═════ Provided data

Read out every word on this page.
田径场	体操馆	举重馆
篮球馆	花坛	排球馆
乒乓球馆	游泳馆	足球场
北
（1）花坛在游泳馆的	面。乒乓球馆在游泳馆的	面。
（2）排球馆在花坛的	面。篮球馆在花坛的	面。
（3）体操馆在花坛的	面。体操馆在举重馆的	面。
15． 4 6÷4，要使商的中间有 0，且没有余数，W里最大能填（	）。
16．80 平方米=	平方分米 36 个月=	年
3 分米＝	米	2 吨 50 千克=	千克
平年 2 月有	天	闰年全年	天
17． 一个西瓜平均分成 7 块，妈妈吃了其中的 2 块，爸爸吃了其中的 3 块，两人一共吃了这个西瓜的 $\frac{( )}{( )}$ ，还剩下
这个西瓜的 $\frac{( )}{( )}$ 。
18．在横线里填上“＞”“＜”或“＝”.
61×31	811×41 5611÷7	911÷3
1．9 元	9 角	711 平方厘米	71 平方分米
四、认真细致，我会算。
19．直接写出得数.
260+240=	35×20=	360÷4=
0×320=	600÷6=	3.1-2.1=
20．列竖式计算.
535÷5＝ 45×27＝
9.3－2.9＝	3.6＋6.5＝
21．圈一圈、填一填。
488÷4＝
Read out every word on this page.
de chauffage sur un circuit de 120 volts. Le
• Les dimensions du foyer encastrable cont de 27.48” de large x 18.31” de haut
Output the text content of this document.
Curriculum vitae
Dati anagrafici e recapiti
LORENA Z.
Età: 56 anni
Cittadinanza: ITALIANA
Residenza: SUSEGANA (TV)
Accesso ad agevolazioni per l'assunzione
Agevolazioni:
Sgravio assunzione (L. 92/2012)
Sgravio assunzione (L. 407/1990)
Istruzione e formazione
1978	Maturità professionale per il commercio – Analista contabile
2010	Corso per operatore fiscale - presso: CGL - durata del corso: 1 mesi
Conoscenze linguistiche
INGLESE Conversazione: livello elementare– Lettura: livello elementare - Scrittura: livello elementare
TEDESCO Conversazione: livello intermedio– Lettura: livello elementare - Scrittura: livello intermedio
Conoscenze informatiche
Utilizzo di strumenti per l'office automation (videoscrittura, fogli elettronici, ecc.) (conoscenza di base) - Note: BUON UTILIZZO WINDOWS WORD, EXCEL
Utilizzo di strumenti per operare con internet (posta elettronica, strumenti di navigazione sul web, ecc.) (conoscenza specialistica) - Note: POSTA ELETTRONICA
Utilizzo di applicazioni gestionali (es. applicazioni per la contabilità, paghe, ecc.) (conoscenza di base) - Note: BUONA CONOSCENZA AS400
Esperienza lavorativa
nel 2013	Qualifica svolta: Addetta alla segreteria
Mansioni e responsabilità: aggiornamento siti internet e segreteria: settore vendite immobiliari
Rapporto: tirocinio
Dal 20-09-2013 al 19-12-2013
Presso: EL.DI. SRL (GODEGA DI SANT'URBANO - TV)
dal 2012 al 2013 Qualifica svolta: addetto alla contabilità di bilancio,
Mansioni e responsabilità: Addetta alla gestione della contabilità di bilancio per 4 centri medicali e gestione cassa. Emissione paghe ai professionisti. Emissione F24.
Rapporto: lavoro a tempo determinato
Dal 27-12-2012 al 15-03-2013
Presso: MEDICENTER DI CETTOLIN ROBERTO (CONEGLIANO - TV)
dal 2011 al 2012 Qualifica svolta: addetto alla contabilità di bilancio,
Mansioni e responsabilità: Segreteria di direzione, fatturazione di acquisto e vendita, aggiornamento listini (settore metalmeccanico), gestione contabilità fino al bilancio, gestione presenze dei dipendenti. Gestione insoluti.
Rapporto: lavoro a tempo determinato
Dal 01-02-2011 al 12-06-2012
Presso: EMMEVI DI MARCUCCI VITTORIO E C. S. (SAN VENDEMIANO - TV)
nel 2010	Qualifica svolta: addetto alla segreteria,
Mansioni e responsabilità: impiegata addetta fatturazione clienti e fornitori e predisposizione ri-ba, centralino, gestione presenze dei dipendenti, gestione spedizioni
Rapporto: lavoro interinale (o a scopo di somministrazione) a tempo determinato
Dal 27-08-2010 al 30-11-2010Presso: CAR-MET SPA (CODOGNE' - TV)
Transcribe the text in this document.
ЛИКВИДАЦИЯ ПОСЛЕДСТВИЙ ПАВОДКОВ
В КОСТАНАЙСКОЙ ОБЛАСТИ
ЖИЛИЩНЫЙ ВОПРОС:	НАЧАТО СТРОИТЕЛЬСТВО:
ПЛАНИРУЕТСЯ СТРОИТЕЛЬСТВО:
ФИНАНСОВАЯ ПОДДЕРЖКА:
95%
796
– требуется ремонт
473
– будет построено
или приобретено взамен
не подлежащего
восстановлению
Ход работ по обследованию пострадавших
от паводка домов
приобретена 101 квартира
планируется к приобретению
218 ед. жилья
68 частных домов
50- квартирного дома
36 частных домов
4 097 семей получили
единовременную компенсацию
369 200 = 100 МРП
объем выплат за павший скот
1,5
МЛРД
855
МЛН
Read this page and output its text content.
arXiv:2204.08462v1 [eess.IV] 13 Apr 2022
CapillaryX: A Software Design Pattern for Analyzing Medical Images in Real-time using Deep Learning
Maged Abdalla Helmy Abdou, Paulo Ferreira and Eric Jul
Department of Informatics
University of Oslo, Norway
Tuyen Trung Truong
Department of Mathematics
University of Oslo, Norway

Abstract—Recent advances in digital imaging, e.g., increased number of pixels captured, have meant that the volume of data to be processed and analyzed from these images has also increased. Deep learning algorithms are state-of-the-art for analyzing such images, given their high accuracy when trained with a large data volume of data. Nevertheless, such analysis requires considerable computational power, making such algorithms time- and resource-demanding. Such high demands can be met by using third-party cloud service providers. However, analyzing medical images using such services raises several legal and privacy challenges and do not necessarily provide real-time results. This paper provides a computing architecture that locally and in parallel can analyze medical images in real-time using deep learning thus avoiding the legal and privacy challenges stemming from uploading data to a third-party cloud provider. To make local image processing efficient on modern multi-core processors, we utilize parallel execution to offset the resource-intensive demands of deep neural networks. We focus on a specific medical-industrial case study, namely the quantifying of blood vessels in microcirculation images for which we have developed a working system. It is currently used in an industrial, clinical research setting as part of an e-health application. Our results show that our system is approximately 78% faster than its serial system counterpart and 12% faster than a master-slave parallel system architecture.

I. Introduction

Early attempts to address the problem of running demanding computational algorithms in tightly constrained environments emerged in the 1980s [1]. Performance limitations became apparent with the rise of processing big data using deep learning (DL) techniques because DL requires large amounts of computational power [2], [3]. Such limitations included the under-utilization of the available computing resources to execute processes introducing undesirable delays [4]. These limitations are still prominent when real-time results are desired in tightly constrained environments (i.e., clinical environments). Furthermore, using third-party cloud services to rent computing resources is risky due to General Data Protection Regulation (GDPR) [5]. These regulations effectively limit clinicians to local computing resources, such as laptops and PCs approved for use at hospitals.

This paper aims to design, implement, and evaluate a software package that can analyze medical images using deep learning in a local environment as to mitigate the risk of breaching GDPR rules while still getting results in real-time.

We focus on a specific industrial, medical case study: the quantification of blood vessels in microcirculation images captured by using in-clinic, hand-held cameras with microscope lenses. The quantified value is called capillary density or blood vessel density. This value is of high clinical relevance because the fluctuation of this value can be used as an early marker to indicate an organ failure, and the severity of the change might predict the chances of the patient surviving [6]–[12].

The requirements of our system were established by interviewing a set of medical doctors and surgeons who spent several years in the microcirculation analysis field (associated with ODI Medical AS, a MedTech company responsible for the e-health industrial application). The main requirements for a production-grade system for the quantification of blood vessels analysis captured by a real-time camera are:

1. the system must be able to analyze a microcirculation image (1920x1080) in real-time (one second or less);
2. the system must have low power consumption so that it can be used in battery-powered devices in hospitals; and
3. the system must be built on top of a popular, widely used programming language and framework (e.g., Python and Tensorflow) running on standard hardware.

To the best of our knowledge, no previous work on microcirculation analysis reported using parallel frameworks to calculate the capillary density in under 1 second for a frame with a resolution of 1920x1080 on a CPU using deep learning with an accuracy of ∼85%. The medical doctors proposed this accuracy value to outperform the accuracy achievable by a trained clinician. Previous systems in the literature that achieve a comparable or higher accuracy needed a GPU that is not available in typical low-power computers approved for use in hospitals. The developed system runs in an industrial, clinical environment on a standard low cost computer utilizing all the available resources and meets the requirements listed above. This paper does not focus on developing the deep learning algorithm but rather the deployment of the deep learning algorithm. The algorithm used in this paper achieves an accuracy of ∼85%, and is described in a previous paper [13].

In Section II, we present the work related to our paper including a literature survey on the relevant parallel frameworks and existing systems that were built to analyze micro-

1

══════════

> **Problem to work on**:
Identify every line holding the word "Conoscenze" and copy it out.

> **Written solution**:
Conoscenze linguistiche
Conoscenze informatiche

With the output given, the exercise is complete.